Given instruction
Reproduce this listing in full.

Given entries

* begin *

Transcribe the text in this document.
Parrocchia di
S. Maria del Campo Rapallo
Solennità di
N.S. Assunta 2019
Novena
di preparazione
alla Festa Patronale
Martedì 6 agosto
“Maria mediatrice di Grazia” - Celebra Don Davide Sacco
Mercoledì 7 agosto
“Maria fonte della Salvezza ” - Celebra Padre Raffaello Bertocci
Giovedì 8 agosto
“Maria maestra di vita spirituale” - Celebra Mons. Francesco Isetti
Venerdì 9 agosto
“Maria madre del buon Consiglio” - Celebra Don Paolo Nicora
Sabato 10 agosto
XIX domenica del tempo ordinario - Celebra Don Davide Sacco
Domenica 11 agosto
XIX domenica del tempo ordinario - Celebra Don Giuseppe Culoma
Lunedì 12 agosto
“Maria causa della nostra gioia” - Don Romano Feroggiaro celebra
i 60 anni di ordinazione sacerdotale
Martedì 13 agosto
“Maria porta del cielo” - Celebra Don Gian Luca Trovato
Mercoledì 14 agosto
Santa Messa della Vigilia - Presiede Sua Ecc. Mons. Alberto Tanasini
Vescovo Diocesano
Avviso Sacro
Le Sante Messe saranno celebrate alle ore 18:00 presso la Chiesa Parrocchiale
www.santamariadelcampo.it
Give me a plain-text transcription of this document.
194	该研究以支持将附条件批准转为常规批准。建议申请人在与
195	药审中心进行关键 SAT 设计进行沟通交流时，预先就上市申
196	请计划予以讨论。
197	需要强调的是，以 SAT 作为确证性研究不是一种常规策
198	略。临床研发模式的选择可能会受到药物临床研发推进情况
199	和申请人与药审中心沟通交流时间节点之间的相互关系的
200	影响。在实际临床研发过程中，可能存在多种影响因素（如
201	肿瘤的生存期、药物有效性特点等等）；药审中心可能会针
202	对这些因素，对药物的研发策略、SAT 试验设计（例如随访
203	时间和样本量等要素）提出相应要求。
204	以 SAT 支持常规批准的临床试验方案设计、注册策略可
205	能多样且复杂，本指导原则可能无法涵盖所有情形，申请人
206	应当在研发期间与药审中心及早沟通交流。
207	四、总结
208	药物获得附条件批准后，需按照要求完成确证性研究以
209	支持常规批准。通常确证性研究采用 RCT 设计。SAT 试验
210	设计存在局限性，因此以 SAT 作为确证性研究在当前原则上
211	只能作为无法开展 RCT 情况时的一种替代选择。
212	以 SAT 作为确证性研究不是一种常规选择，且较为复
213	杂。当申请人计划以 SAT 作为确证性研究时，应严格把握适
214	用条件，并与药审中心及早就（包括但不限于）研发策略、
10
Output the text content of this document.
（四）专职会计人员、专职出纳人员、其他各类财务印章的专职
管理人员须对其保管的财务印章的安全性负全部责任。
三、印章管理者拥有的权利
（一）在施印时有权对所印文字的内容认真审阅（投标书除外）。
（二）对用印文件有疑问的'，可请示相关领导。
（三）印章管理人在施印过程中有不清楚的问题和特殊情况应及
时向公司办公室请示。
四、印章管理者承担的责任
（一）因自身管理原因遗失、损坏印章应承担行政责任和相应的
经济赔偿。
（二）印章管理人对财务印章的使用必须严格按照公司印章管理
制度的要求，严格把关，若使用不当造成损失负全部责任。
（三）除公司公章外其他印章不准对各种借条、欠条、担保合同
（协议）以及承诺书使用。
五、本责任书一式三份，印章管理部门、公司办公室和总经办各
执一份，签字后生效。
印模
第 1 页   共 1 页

* end *

Solution to this task
Transcribe the text in this document.
Parrocchia di
S. Maria del Campo Rapallo
Solennità di
N.S. Assunta 2019
Novena
di preparazione
alla Festa Patronale
Martedì 6 agosto
“Maria mediatrice di Grazia” - Celebra Don Davide Sacco
Mercoledì 7 agosto
“Maria fonte della Salvezza ” - Celebra Padre Raffaello Bertocci
Giovedì 8 agosto
“Maria maestra di vita spirituale” - Celebra Mons. Francesco Isetti
Venerdì 9 agosto
“Maria madre del buon Consiglio” - Celebra Don Paolo Nicora
Sabato 10 agosto
XIX domenica del tempo ordinario - Celebra Don Davide Sacco
Domenica 11 agosto
XIX domenica del tempo ordinario - Celebra Don Giuseppe Culoma
Lunedì 12 agosto
“Maria causa della nostra gioia” - Don Romano Feroggiaro celebra
i 60 anni di ordinazione sacerdotale
Martedì 13 agosto
“Maria porta del cielo” - Celebra Don Gian Luca Trovato
Mercoledì 14 agosto
Santa Messa della Vigilia - Presiede Sua Ecc. Mons. Alberto Tanasini
Vescovo Diocesano
Avviso Sacro
Le Sante Messe saranno celebrate alle ore 18:00 presso la Chiesa Parrocchiale
www.santamariadelcampo.it
Give me a plain-text transcription of this document.
194	该研究以支持将附条件批准转为常规批准。建议申请人在与
195	药审中心进行关键 SAT 设计进行沟通交流时，预先就上市申
196	请计划予以讨论。
197	需要强调的是，以 SAT 作为确证性研究不是一种常规策
198	略。临床研发模式的选择可能会受到药物临床研发推进情况
199	和申请人与药审中心沟通交流时间节点之间的相互关系的
200	影响。在实际临床研发过程中，可能存在多种影响因素（如
201	肿瘤的生存期、药物有效性特点等等）；药审中心可能会针
202	对这些因素，对药物的研发策略、SAT 试验设计（例如随访
203	时间和样本量等要素）提出相应要求。
204	以 SAT 支持常规批准的临床试验方案设计、注册策略可
205	能多样且复杂，本指导原则可能无法涵盖所有情形，申请人
206	应当在研发期间与药审中心及早沟通交流。
207	四、总结
208	药物获得附条件批准后，需按照要求完成确证性研究以
209	支持常规批准。通常确证性研究采用 RCT 设计。SAT 试验
210	设计存在局限性，因此以 SAT 作为确证性研究在当前原则上
211	只能作为无法开展 RCT 情况时的一种替代选择。
212	以 SAT 作为确证性研究不是一种常规选择，且较为复
213	杂。当申请人计划以 SAT 作为确证性研究时，应严格把握适
214	用条件，并与药审中心及早就（包括但不限于）研发策略、
10
Output the text content of this document.
（四）专职会计人员、专职出纳人员、其他各类财务印章的专职
管理人员须对其保管的财务印章的安全性负全部责任。
三、印章管理者拥有的权利
（一）在施印时有权对所印文字的内容认真审阅（投标书除外）。
（二）对用印文件有疑问的'，可请示相关领导。
（三）印章管理人在施印过程中有不清楚的问题和特殊情况应及
时向公司办公室请示。
四、印章管理者承担的责任
（一）因自身管理原因遗失、损坏印章应承担行政责任和相应的
经济赔偿。
（二）印章管理人对财务印章的使用必须严格按照公司印章管理
制度的要求，严格把关，若使用不当造成损失负全部责任。
（三）除公司公章外其他印章不准对各种借条、欠条、担保合同
（协议）以及承诺书使用。
五、本责任书一式三份，印章管理部门、公司办公室和总经办各
执一份，签字后生效。
印模
第 1 页   共 1 页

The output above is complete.